**INSTRUCTION**. Find the string "vonatkozó" in the data, then copy every line where it is found.

**DATA FOR THE TASK**.
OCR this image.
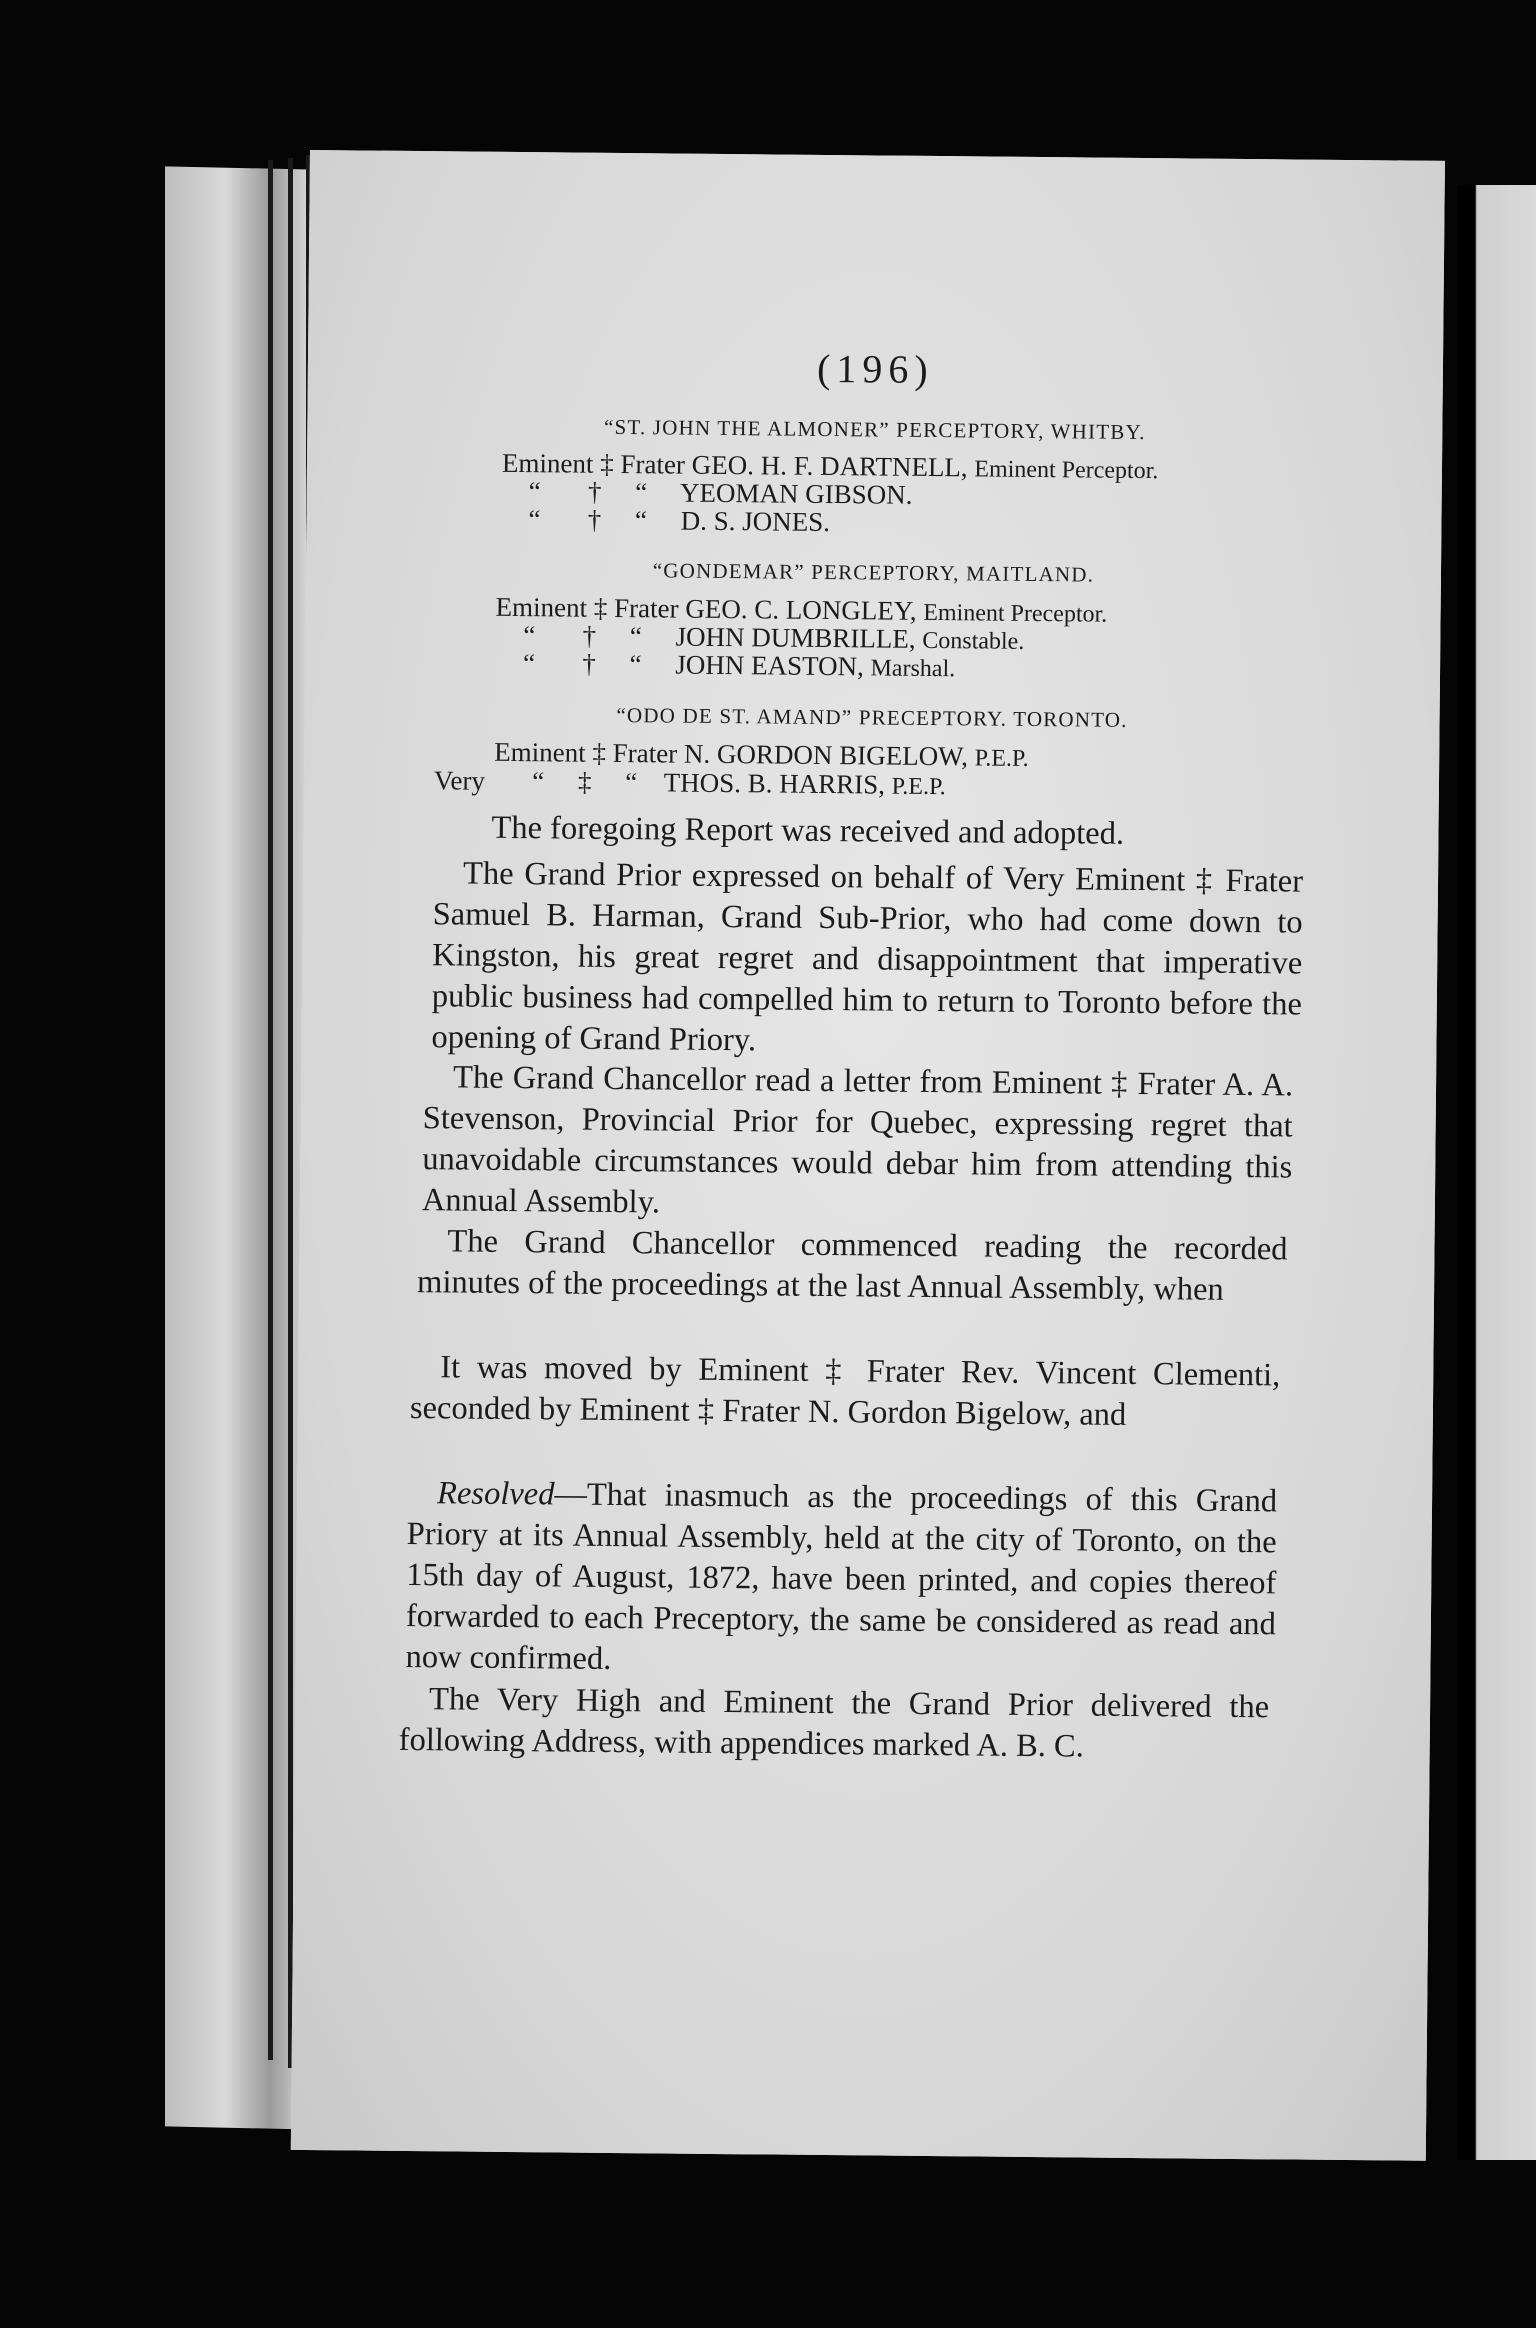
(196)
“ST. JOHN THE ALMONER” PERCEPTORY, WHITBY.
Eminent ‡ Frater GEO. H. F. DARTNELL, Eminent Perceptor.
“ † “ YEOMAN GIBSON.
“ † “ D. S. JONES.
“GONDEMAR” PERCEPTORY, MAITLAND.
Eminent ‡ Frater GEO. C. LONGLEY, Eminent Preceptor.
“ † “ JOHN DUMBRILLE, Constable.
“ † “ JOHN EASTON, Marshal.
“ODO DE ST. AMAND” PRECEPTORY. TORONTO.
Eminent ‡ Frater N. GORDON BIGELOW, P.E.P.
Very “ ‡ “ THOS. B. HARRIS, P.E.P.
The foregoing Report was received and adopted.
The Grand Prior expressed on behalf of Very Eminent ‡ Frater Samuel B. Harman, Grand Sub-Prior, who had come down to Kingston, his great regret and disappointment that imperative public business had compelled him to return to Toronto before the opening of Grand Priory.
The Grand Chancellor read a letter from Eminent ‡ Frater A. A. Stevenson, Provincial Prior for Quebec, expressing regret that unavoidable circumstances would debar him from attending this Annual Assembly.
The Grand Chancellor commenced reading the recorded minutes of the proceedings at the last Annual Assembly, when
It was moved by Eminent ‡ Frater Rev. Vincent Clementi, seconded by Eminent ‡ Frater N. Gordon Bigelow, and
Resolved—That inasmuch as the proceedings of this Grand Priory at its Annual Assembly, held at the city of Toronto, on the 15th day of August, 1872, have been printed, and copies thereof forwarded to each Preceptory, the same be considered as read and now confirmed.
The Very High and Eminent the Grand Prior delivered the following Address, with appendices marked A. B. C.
==
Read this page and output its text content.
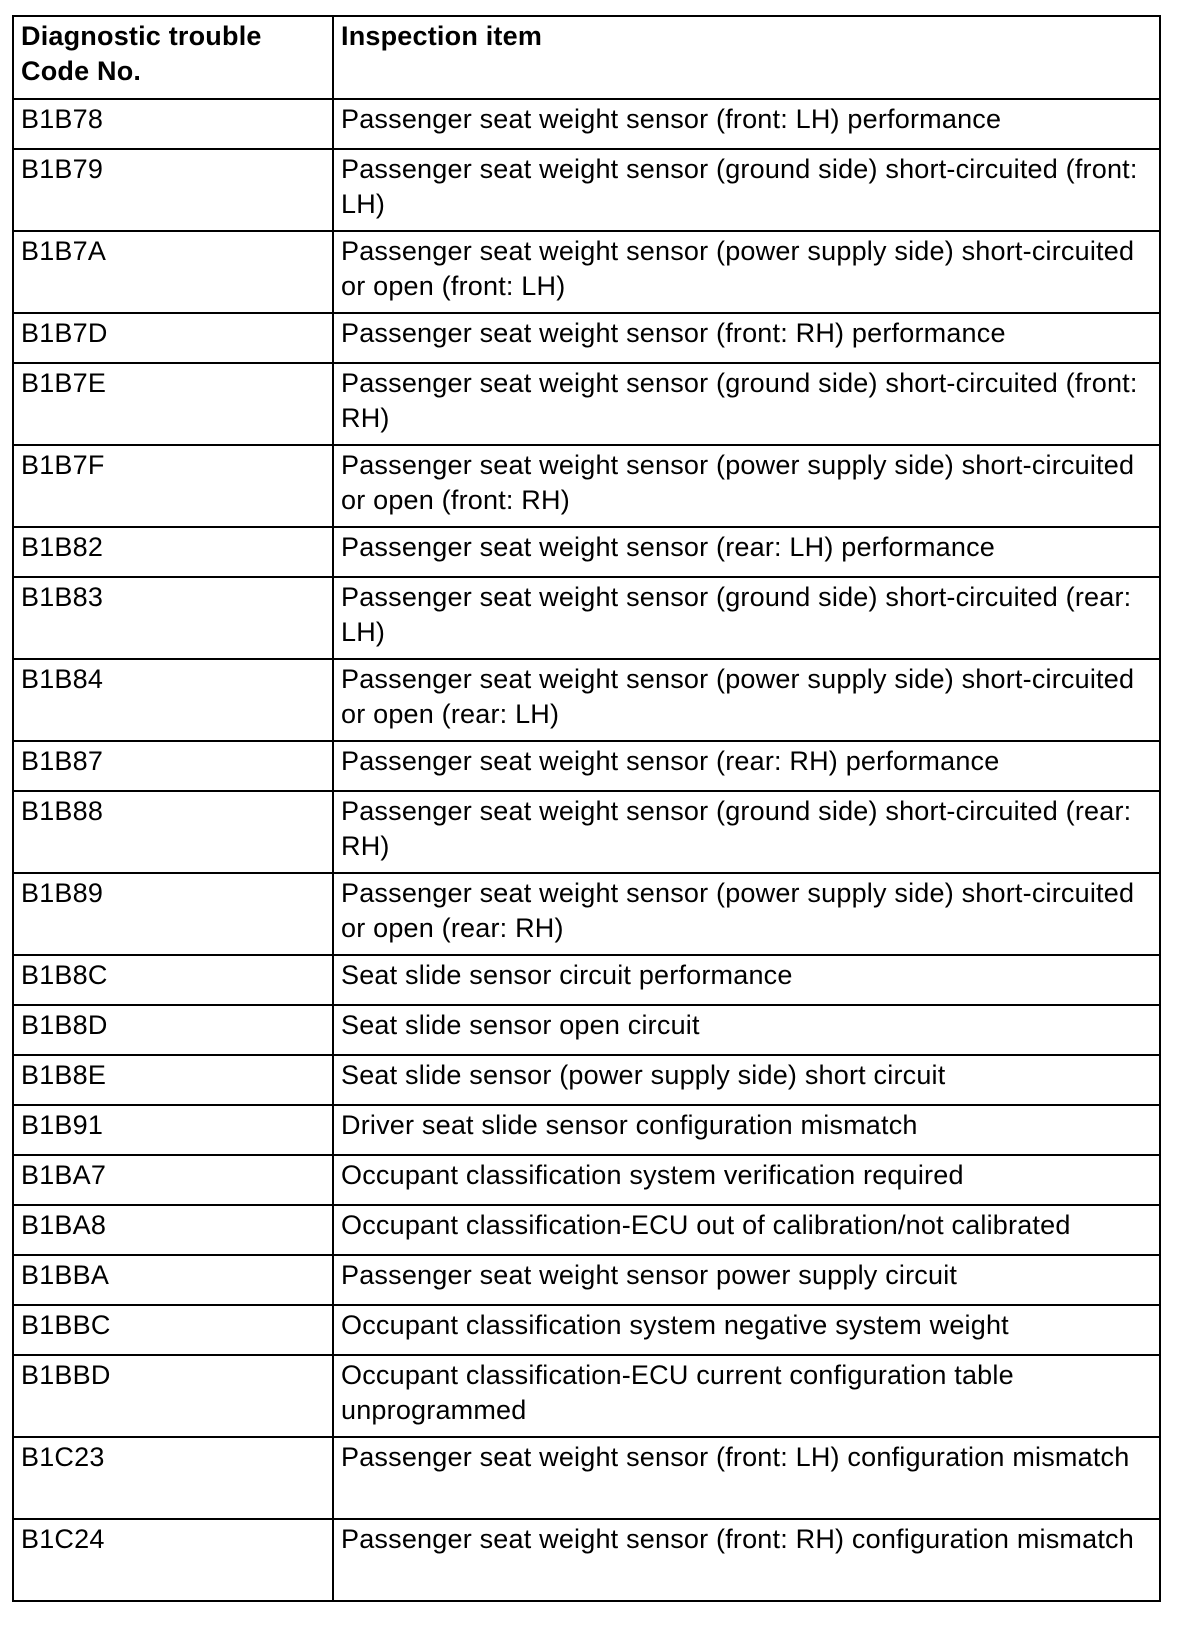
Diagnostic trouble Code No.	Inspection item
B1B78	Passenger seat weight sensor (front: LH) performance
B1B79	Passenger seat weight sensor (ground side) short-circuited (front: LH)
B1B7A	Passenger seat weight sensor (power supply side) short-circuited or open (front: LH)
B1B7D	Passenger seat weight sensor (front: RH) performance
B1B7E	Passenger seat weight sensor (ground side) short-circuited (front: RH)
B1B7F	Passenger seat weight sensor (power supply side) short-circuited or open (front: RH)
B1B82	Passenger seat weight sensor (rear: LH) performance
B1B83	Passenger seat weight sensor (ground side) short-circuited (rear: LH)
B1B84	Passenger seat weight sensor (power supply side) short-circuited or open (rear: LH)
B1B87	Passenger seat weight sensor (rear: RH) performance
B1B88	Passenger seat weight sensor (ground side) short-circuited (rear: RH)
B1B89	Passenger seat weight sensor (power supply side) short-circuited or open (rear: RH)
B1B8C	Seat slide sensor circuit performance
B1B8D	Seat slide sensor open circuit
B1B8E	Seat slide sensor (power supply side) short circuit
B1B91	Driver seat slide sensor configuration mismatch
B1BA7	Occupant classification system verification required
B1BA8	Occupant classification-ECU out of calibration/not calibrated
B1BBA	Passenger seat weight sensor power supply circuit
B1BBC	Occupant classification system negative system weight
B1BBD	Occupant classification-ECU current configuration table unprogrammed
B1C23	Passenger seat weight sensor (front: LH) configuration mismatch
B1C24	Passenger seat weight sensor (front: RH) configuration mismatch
--
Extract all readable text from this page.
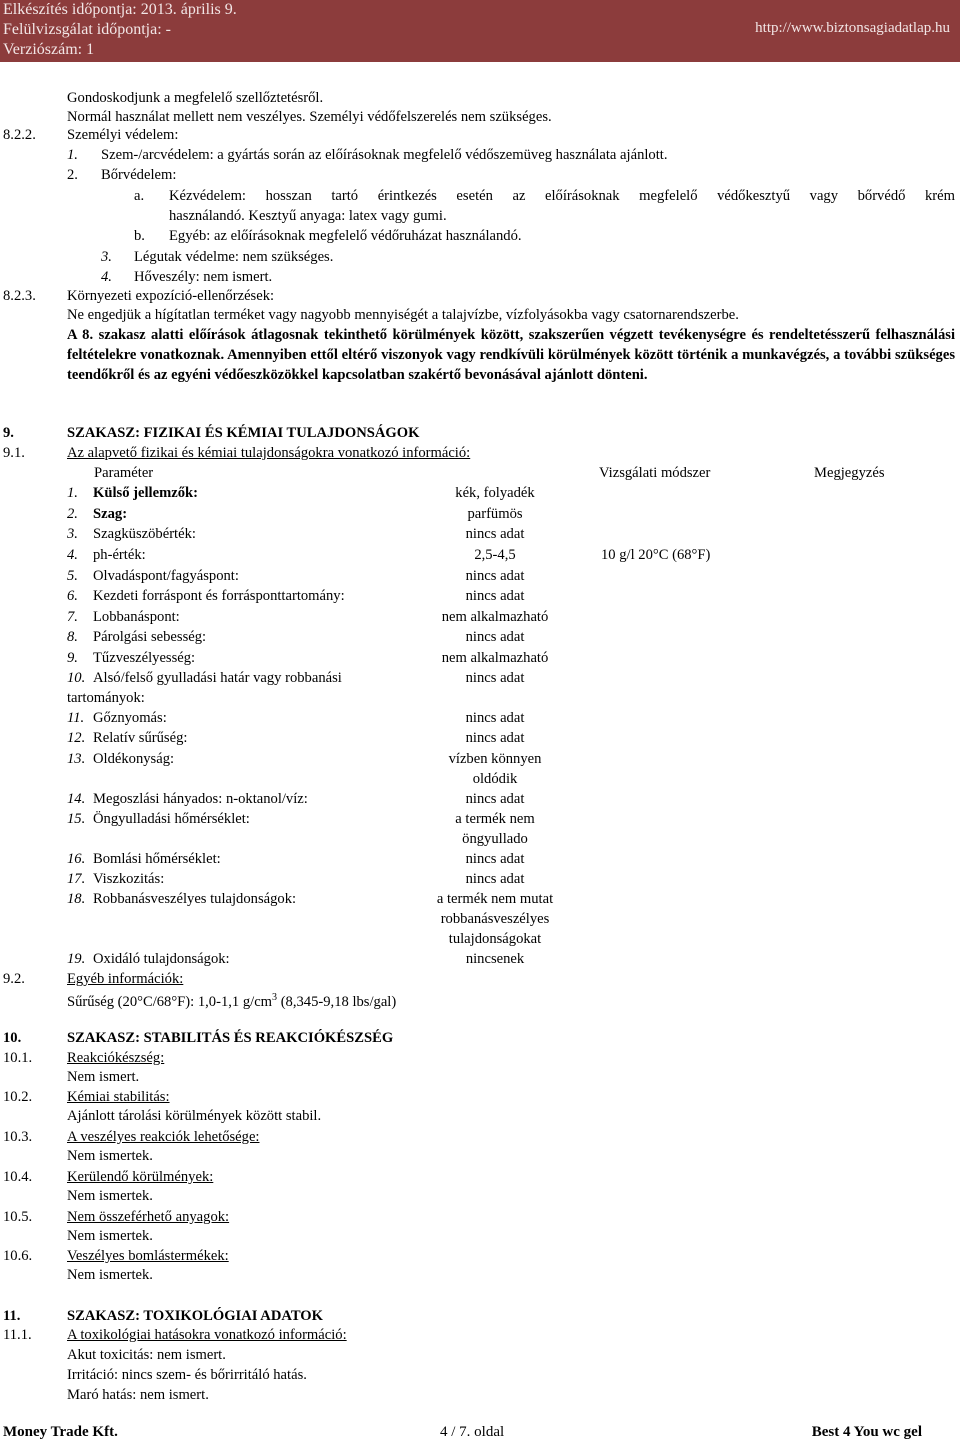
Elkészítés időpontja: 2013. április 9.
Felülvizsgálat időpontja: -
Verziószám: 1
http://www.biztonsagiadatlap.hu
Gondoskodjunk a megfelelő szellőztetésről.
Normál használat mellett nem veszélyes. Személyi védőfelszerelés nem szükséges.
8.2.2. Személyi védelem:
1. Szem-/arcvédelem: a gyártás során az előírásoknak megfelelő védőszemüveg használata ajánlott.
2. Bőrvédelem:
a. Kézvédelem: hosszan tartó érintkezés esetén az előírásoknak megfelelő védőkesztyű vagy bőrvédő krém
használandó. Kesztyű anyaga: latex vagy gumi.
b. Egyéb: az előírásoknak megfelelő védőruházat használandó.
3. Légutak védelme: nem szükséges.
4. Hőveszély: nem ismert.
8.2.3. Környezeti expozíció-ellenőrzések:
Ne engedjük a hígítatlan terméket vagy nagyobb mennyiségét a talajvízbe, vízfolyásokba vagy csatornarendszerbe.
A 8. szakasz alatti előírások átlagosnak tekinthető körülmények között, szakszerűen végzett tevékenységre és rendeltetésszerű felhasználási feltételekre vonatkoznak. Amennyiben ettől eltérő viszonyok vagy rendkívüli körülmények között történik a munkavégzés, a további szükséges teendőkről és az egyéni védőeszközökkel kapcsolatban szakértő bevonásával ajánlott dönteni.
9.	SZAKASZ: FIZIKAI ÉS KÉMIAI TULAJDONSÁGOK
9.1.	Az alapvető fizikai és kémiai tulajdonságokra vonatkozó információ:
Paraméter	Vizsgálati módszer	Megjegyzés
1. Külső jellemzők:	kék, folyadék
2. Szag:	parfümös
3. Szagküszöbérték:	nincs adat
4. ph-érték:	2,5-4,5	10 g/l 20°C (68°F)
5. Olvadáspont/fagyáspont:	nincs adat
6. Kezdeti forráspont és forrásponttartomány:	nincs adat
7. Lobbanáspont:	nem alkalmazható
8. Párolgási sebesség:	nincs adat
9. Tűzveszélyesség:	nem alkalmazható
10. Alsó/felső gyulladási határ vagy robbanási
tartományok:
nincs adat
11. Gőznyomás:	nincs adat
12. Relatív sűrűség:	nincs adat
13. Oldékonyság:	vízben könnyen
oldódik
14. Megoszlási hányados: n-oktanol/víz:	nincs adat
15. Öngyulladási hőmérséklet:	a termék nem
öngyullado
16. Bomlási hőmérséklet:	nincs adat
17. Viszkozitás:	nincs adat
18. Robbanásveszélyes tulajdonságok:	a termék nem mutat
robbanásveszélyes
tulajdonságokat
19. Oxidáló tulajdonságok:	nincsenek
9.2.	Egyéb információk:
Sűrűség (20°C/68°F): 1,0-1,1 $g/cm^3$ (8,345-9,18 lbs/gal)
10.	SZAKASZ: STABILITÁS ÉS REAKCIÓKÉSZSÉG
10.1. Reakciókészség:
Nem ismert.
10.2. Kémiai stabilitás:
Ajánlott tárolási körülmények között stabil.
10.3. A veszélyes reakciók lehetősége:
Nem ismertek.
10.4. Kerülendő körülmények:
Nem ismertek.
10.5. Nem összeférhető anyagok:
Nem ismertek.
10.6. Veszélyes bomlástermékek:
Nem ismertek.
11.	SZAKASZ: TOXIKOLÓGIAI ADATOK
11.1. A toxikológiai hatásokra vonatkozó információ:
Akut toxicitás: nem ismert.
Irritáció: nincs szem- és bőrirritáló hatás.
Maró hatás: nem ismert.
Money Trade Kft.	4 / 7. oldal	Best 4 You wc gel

**FULL RESPONSE**.
9.1.	Az alapvető fizikai és kémiai tulajdonságokra vonatkozó információ:
11.1. A toxikológiai hatásokra vonatkozó információ:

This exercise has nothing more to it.